→ Exercise task
Reproduce all of the material word for word.

BEGIN Stored data

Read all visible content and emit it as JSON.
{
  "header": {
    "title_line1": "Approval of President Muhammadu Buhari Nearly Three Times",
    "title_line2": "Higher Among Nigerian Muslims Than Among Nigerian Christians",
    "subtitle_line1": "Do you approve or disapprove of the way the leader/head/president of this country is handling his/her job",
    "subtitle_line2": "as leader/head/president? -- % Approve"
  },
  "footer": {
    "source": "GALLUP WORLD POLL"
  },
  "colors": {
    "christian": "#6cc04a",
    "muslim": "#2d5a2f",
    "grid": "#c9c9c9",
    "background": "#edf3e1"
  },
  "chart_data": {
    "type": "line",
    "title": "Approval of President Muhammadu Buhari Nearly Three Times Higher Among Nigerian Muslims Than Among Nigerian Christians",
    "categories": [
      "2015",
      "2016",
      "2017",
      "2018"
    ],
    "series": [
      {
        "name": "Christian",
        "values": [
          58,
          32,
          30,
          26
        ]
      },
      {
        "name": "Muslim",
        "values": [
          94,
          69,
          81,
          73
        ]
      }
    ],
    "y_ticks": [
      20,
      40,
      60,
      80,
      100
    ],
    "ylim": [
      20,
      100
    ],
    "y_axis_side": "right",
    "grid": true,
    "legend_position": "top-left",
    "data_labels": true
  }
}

END Stored data

→ Exercise result
Read all visible content and emit it as JSON.
{
  "header": {
    "title_line1": "Approval of President Muhammadu Buhari Nearly Three Times",
    "title_line2": "Higher Among Nigerian Muslims Than Among Nigerian Christians",
    "subtitle_line1": "Do you approve or disapprove of the way the leader/head/president of this country is handling his/her job",
    "subtitle_line2": "as leader/head/president? -- % Approve"
  },
  "footer": {
    "source": "GALLUP WORLD POLL"
  },
  "colors": {
    "christian": "#6cc04a",
    "muslim": "#2d5a2f",
    "grid": "#c9c9c9",
    "background": "#edf3e1"
  },
  "chart_data": {
    "type": "line",
    "title": "Approval of President Muhammadu Buhari Nearly Three Times Higher Among Nigerian Muslims Than Among Nigerian Christians",
    "categories": [
      "2015",
      "2016",
      "2017",
      "2018"
    ],
    "series": [
      {
        "name": "Christian",
        "values": [
          58,
          32,
          30,
          26
        ]
      },
      {
        "name": "Muslim",
        "values": [
          94,
          69,
          81,
          73
        ]
      }
    ],
    "y_ticks": [
      20,
      40,
      60,
      80,
      100
    ],
    "ylim": [
      20,
      100
    ],
    "y_axis_side": "right",
    "grid": true,
    "legend_position": "top-left",
    "data_labels": true
  }
}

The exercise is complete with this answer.